◆ **To be done**: What number of lines contain the word "starless"? Reply with the number and nothing else.

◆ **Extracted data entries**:
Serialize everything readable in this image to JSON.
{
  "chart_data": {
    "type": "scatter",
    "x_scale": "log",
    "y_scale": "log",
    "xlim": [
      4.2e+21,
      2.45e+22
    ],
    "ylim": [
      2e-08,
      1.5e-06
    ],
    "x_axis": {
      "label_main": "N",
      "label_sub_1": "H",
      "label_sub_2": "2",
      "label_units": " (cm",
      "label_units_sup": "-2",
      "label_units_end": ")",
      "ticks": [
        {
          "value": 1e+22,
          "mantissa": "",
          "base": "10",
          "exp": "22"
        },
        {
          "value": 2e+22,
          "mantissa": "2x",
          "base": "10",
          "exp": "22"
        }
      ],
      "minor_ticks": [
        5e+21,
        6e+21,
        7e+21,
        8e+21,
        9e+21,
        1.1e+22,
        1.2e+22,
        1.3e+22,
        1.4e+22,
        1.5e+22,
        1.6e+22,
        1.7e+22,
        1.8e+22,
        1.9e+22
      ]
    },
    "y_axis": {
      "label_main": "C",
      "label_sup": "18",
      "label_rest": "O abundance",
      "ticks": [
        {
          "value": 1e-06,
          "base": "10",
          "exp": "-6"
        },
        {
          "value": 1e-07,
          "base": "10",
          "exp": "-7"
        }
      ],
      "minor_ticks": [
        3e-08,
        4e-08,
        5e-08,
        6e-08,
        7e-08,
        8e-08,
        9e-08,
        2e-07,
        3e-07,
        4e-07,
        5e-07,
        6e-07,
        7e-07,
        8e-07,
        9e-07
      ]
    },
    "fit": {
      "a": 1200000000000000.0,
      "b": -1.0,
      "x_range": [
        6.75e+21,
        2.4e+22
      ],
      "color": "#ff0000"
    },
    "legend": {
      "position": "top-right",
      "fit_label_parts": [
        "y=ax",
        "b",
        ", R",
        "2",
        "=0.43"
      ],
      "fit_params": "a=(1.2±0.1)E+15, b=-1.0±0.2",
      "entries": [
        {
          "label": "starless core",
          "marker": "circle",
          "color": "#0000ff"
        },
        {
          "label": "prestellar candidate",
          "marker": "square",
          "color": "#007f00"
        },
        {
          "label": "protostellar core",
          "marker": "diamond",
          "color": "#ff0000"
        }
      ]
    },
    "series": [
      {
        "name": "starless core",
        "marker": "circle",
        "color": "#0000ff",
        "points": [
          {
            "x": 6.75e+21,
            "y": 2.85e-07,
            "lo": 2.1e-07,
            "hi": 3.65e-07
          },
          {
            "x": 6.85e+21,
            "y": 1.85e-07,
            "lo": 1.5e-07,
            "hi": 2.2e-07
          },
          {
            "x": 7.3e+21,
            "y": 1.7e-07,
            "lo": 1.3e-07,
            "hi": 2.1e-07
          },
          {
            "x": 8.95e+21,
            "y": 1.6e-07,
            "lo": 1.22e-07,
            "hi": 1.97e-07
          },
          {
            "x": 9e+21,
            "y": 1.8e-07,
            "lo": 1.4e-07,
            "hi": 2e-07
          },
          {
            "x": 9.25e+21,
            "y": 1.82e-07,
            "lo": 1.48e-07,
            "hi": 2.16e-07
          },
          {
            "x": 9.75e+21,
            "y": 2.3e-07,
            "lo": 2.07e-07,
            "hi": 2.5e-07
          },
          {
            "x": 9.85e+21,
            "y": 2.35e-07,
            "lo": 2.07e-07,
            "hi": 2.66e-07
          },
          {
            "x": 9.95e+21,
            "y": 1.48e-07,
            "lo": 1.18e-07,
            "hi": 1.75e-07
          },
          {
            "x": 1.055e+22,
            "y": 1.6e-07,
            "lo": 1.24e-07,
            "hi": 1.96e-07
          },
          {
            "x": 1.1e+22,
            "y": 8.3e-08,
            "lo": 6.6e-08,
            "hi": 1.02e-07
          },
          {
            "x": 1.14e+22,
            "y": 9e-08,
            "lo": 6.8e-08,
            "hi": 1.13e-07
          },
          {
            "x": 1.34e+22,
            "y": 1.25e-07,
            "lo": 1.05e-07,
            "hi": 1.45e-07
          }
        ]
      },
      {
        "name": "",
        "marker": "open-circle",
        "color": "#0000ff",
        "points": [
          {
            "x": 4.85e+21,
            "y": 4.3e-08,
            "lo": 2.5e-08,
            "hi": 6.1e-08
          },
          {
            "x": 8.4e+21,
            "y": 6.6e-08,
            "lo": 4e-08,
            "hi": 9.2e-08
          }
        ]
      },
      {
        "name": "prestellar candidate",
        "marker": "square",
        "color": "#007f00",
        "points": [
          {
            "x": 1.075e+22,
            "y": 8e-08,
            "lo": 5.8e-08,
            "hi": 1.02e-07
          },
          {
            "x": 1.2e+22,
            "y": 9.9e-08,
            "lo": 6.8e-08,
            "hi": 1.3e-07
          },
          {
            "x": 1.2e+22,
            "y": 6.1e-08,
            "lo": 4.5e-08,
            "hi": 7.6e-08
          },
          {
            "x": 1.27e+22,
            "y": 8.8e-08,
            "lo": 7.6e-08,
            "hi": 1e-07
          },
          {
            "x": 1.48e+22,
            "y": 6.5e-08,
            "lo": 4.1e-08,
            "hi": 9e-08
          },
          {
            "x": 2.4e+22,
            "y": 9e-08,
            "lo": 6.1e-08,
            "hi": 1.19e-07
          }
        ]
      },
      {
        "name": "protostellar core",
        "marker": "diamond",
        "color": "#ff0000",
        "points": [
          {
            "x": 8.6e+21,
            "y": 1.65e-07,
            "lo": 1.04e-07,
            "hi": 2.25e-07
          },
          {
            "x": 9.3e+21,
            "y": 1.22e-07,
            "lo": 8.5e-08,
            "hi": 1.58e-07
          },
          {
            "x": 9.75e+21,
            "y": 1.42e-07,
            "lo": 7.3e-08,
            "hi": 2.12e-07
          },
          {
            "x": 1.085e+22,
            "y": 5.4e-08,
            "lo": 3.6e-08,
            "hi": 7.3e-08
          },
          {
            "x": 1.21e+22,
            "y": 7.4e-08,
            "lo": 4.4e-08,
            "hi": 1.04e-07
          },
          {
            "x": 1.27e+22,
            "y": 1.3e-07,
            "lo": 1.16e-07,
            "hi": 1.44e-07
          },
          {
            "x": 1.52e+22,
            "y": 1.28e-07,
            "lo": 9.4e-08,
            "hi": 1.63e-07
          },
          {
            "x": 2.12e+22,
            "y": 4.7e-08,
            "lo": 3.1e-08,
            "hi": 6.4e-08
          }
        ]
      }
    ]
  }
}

--

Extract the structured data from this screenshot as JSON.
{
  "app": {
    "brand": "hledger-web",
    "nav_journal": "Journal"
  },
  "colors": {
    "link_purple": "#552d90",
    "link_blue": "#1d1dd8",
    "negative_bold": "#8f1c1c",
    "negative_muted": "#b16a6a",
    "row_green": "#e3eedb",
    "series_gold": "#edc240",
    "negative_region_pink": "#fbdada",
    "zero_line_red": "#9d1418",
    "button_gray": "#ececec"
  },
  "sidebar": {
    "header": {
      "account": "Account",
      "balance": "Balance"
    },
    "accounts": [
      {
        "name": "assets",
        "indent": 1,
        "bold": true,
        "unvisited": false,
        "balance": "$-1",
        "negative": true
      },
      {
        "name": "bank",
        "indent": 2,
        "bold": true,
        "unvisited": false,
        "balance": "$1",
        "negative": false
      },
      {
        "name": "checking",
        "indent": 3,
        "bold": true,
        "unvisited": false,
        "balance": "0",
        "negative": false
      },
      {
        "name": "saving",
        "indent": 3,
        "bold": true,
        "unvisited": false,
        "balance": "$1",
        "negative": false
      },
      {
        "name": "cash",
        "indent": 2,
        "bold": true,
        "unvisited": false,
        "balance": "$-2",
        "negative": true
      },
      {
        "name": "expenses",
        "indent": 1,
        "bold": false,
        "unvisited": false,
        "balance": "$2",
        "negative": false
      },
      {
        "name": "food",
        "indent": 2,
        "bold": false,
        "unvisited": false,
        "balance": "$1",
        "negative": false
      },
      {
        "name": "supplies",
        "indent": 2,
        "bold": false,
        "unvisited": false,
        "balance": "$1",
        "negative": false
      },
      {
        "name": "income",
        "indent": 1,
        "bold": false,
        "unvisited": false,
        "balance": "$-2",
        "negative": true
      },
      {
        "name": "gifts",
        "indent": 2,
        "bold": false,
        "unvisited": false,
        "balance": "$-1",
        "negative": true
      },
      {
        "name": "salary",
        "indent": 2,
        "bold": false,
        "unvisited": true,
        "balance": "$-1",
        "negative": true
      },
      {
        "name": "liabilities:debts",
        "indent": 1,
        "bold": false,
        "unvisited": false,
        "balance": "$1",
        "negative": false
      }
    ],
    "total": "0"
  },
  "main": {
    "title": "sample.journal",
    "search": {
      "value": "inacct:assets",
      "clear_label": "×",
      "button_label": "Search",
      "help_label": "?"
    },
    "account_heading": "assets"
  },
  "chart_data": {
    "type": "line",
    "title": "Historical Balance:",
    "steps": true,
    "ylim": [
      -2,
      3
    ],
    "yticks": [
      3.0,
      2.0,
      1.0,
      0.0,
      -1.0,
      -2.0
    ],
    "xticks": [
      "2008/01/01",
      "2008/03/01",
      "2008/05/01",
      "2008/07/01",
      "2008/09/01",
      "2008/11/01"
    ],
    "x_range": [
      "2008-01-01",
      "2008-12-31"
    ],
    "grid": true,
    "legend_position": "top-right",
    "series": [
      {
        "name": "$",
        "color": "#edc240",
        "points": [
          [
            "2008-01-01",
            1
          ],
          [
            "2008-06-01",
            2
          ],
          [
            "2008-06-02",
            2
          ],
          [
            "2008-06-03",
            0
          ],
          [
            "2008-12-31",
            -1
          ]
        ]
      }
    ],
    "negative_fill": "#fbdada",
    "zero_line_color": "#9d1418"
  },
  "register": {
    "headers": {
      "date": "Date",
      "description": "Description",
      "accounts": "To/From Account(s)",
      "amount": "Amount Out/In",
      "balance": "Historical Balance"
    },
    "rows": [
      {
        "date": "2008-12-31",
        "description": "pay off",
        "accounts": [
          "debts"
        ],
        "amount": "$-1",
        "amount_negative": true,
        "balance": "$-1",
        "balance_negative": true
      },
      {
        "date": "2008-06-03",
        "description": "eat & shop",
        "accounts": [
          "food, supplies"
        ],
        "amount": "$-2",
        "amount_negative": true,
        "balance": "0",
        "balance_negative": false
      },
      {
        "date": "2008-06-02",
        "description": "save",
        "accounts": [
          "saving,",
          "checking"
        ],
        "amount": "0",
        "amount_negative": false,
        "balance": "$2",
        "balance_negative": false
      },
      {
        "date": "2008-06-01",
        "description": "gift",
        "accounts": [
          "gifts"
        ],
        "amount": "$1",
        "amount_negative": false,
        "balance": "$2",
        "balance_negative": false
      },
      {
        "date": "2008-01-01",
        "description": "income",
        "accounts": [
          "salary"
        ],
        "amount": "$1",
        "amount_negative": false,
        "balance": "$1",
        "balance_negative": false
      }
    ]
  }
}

◆ **Written solution**: 2